* [STORED DATA]
* * * * * * * * *

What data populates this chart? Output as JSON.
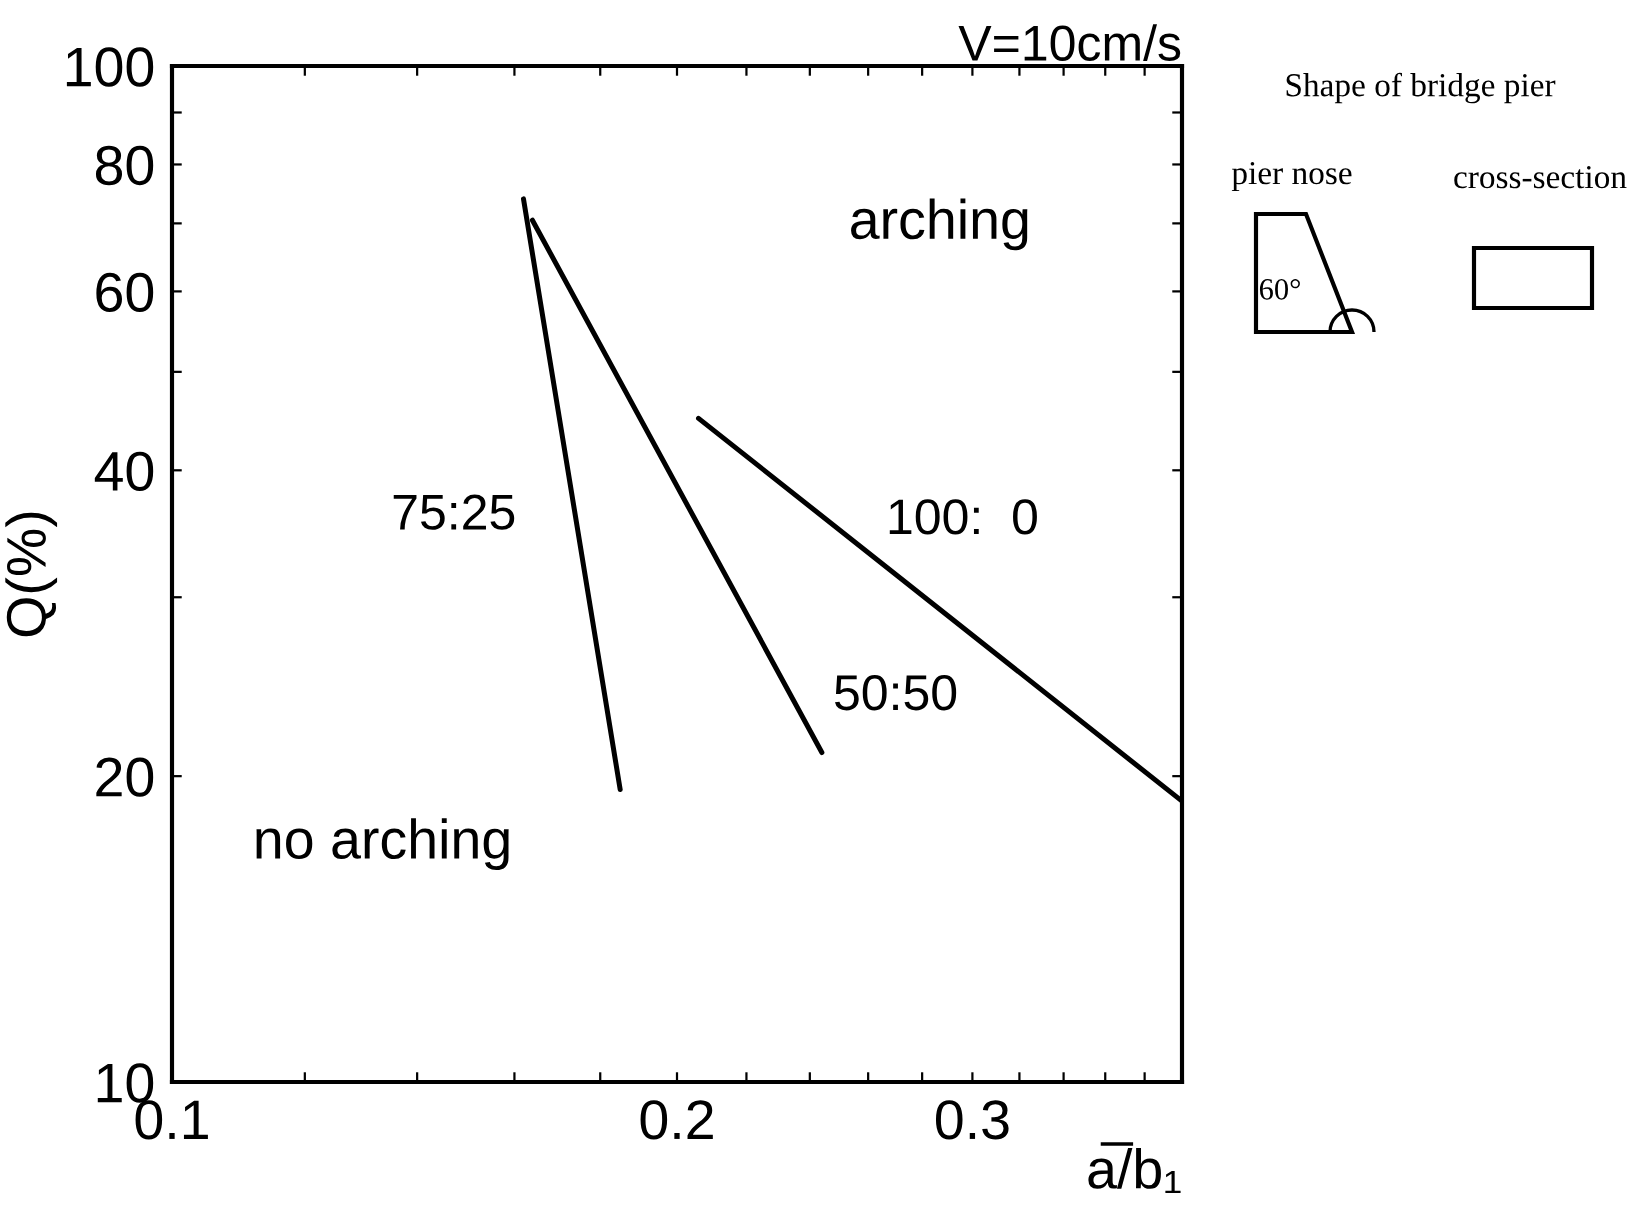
{
  "chart_data": {
    "type": "line",
    "title": "V=10cm/s",
    "xlabel": "a̅/b₁",
    "ylabel": "Q(%)",
    "log": "xy",
    "xlim": [
      0.1,
      0.4
    ],
    "ylim": [
      10,
      100
    ],
    "xticks": [
      0.1,
      {
        "value": 0.12,
        "label": null
      },
      {
        "value": 0.14,
        "label": null
      },
      {
        "value": 0.16,
        "label": null
      },
      {
        "value": 0.18,
        "label": null
      },
      0.2,
      {
        "value": 0.22,
        "label": null
      },
      {
        "value": 0.24,
        "label": null
      },
      {
        "value": 0.26,
        "label": null
      },
      {
        "value": 0.28,
        "label": null
      },
      0.3,
      {
        "value": 0.32,
        "label": null
      },
      {
        "value": 0.34,
        "label": null
      },
      {
        "value": 0.36,
        "label": null
      },
      {
        "value": 0.38,
        "label": null
      }
    ],
    "yticks": [
      10,
      20,
      {
        "value": 30,
        "label": null
      },
      40,
      {
        "value": 50,
        "label": null
      },
      60,
      {
        "value": 70,
        "label": null
      },
      80,
      {
        "value": 90,
        "label": null
      },
      100
    ],
    "grid": false,
    "legend": false,
    "marker": "none",
    "line_style": "solid",
    "series": [
      {
        "name": "75:25",
        "color": "#000000",
        "x": [
          0.162,
          0.185
        ],
        "values": [
          74,
          19.4
        ]
      },
      {
        "name": "50:50",
        "color": "#000000",
        "x": [
          0.164,
          0.244
        ],
        "values": [
          70.5,
          21.1
        ]
      },
      {
        "name": "100:  0",
        "color": "#000000",
        "x": [
          0.206,
          0.4
        ],
        "values": [
          45,
          18.9
        ]
      }
    ],
    "annotations": [
      "arching",
      "no arching",
      "Shape of bridge pier",
      "pier nose",
      "cross-section",
      "60°"
    ]
  }
}
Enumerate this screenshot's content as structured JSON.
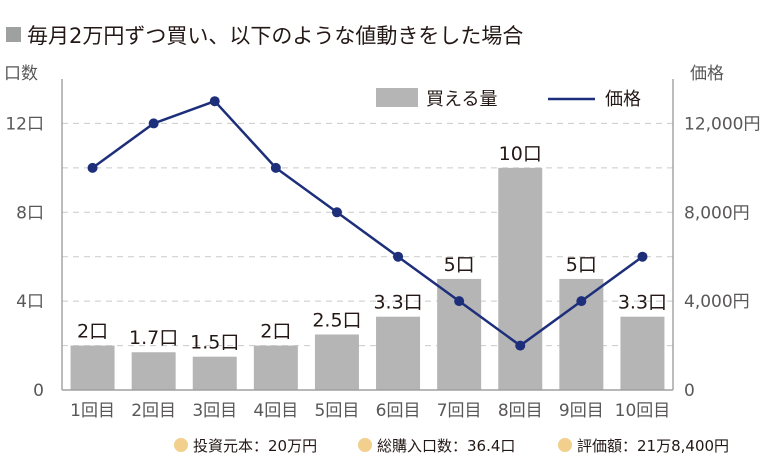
{
  "colors": {
    "bar": "#b5b5b6",
    "line": "#1d2f7a",
    "marker": "#1d2f7a",
    "title_square": "#9fa0a0",
    "footer_dot": "#f2cf8c"
  },
  "chart_data": {
    "type": "bar+line",
    "title": "毎月2万円ずつ買い、以下のような値動きをした場合",
    "left_axis_label": "口数",
    "right_axis_label": "価格",
    "categories": [
      "1回目",
      "2回目",
      "3回目",
      "4回目",
      "5回目",
      "6回目",
      "7回目",
      "8回目",
      "9回目",
      "10回目"
    ],
    "series": [
      {
        "name": "買える量",
        "type": "bar",
        "axis": "left",
        "values": [
          2,
          1.7,
          1.5,
          2,
          2.5,
          3.3,
          5,
          10,
          5,
          3.3
        ],
        "labels": [
          "2口",
          "1.7口",
          "1.5口",
          "2口",
          "2.5口",
          "3.3口",
          "5口",
          "10口",
          "5口",
          "3.3口"
        ]
      },
      {
        "name": "価格",
        "type": "line",
        "axis": "right",
        "values": [
          10000,
          12000,
          13000,
          10000,
          8000,
          6000,
          4000,
          2000,
          4000,
          6000
        ]
      }
    ],
    "left_axis": {
      "min": 0,
      "max": 14,
      "ticks": [
        0,
        4,
        8,
        12
      ],
      "tick_labels": [
        "0",
        "4口",
        "8口",
        "12口"
      ]
    },
    "right_axis": {
      "min": 0,
      "max": 14000,
      "ticks": [
        0,
        4000,
        8000,
        12000
      ],
      "tick_labels": [
        "0",
        "4,000円",
        "8,000円",
        "12,000円"
      ]
    },
    "grid": true,
    "legend_position": "top-right"
  },
  "footer": {
    "items": [
      "投資元本：20万円",
      "総購入口数：36.4口",
      "評価額：21万8,400円"
    ]
  }
}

* * * * * * * * *

* [PROMPT]
Copy all lines from the listing that contain "type".

* [SOLUTION FOR THIS TASK]
    "type": "line",
    "type": "bar+line",
        "type": "bar",
        "type": "line",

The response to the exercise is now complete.